- Recorded data -
_ _ _ _ _ _ _

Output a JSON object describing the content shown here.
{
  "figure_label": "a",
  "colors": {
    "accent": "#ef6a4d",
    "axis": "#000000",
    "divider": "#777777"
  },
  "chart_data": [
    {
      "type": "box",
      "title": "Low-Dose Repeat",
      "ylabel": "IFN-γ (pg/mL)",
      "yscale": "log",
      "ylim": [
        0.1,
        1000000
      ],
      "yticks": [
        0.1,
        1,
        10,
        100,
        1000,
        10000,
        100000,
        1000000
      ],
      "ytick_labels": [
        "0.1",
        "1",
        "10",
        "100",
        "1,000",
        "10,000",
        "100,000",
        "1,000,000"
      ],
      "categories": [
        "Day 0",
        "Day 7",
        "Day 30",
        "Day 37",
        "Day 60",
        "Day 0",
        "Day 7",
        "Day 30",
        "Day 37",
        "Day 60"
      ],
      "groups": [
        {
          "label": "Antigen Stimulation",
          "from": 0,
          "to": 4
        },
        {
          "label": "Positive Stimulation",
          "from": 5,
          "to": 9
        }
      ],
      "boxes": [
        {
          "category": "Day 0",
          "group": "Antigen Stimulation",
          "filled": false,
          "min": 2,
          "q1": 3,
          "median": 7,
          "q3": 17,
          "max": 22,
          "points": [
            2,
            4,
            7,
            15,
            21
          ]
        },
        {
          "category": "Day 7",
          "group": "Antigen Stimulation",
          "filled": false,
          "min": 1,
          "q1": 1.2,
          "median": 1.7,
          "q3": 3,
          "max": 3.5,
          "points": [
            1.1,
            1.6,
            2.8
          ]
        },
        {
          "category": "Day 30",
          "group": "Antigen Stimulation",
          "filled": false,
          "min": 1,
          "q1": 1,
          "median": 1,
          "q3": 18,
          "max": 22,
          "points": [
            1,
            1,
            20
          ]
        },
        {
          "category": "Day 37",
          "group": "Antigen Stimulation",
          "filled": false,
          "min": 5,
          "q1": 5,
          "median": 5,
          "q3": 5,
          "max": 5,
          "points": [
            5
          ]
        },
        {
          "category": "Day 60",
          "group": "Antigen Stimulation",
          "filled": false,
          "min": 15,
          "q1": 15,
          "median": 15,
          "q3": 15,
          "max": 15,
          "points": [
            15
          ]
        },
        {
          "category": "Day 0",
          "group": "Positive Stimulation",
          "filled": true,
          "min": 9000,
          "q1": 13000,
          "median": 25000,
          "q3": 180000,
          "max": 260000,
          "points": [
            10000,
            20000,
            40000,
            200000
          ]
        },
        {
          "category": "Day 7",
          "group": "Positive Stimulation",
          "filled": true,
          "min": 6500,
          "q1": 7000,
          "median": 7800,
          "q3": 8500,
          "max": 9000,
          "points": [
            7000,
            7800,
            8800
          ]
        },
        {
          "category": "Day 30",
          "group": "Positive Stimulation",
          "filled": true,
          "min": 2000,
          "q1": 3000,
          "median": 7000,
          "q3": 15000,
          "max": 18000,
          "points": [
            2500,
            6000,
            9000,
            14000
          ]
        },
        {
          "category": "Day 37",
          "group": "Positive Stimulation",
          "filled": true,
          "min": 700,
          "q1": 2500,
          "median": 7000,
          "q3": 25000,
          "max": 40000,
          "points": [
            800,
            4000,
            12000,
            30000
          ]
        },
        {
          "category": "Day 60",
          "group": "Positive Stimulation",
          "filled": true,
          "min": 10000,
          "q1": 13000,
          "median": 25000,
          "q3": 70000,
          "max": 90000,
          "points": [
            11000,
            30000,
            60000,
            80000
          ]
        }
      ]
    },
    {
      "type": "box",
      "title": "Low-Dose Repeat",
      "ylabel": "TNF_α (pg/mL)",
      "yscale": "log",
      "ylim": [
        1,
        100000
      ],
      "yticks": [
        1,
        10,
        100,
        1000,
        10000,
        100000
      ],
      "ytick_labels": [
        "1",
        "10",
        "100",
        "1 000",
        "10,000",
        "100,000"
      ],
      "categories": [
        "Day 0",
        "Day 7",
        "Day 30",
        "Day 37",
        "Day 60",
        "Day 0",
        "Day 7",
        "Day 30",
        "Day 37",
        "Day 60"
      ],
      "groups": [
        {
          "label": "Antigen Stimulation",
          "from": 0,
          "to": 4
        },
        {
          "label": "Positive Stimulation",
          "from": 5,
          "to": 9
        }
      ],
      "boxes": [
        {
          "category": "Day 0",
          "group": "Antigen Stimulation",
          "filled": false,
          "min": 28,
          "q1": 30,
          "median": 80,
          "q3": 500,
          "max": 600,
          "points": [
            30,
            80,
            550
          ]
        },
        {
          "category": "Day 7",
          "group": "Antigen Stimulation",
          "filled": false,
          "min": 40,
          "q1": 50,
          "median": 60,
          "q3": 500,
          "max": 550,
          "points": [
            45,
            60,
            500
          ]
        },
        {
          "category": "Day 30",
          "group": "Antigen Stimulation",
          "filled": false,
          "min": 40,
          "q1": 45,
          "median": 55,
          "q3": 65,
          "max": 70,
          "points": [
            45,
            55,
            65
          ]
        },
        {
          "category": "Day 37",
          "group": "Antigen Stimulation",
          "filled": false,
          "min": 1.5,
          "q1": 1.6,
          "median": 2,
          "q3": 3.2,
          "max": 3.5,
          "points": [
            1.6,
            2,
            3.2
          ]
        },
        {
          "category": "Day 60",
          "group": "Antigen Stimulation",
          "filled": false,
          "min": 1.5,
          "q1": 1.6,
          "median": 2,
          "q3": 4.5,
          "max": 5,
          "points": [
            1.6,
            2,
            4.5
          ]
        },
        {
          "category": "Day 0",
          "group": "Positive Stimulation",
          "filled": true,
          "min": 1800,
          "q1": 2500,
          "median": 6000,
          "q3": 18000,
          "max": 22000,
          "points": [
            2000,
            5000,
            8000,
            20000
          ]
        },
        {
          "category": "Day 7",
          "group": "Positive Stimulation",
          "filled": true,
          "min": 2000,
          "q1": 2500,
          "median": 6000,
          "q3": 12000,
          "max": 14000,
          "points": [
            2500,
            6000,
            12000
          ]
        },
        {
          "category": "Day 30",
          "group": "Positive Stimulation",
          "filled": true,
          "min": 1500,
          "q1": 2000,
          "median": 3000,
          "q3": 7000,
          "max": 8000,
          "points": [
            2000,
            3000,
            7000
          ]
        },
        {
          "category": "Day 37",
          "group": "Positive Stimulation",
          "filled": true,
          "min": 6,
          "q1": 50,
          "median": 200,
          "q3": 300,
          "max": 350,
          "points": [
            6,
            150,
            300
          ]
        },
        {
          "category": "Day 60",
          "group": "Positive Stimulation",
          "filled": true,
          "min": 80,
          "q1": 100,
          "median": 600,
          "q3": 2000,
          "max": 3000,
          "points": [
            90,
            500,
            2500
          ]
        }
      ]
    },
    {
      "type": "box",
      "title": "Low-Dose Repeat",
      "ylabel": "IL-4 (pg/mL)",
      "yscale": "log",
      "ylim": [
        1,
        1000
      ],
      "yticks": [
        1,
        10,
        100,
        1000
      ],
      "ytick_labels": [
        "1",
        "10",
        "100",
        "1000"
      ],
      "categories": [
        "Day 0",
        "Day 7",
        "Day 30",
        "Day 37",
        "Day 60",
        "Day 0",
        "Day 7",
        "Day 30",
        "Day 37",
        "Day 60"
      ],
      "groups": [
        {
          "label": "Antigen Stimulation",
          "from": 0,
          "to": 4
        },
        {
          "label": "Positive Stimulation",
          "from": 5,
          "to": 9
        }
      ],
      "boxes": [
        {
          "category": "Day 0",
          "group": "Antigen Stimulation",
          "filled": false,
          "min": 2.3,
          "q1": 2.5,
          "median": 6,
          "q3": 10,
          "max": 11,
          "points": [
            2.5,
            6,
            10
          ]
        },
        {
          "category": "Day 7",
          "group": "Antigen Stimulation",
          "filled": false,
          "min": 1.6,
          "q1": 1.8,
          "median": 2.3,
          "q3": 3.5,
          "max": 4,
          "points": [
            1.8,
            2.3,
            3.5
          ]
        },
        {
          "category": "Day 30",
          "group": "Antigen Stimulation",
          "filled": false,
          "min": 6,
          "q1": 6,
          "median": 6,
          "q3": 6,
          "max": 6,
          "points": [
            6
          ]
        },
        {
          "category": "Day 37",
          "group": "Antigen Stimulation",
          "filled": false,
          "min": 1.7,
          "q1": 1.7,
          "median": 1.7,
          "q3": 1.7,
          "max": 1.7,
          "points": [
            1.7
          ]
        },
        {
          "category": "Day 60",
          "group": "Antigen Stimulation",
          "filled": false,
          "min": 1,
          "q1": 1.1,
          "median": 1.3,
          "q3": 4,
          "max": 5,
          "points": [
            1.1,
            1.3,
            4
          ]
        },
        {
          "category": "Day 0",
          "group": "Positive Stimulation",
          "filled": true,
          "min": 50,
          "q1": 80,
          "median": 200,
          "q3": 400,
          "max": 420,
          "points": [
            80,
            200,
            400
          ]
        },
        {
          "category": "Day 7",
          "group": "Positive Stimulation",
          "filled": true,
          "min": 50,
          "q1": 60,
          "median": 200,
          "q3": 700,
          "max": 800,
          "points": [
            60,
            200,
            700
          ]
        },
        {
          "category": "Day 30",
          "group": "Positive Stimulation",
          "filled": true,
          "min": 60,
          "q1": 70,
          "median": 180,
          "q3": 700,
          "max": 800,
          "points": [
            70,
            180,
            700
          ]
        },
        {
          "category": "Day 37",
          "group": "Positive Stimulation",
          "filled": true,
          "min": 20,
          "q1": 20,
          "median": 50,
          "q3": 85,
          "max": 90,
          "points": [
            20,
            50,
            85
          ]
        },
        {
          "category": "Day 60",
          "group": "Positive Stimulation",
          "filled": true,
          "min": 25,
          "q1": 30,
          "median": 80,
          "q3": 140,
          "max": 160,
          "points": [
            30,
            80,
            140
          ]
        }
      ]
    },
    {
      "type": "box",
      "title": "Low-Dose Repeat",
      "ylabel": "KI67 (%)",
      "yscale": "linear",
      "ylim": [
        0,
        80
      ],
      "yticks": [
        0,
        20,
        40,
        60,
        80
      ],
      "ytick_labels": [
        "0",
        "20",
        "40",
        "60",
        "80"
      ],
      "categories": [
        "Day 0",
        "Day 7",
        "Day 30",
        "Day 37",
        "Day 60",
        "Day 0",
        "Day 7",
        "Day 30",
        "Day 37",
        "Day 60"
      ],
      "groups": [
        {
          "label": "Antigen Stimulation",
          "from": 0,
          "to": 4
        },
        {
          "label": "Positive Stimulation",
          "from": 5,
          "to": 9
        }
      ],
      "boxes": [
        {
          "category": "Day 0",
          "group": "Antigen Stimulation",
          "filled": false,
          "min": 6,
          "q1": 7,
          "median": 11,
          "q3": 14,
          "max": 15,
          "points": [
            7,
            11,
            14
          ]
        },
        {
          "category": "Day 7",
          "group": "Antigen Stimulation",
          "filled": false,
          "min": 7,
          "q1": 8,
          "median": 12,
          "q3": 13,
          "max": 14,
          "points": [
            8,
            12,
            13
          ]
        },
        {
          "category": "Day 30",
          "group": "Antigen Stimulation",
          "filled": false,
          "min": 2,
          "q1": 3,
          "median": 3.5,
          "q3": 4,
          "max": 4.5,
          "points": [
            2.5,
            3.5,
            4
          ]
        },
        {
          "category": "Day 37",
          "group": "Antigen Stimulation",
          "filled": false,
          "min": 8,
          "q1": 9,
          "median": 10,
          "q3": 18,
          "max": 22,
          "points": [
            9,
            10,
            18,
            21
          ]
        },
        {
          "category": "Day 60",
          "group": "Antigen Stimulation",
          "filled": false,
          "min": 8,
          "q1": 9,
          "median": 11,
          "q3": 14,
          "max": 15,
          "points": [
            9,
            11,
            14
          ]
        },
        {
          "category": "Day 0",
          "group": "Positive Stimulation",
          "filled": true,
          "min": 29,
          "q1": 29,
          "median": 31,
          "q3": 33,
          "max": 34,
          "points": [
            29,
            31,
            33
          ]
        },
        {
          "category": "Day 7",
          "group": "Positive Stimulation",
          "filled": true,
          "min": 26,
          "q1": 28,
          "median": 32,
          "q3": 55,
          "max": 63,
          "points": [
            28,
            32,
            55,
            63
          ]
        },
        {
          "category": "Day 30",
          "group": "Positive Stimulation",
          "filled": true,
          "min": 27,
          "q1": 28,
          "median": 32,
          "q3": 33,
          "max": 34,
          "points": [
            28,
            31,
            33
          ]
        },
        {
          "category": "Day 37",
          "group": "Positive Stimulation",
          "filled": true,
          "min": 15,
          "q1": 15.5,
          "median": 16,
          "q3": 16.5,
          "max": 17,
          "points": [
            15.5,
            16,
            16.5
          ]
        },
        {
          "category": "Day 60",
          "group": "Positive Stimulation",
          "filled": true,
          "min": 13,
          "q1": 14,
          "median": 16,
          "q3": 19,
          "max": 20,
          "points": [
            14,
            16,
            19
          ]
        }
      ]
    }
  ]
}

_ _ _ _ _ _ _

Check each line above for "ylabel" and return the ones that have it.

- Final result -
      "ylabel": "IFN-γ (pg/mL)",
      "ylabel": "TNF_α (pg/mL)",
      "ylabel": "IL-4 (pg/mL)",
      "ylabel": "KI67 (%)",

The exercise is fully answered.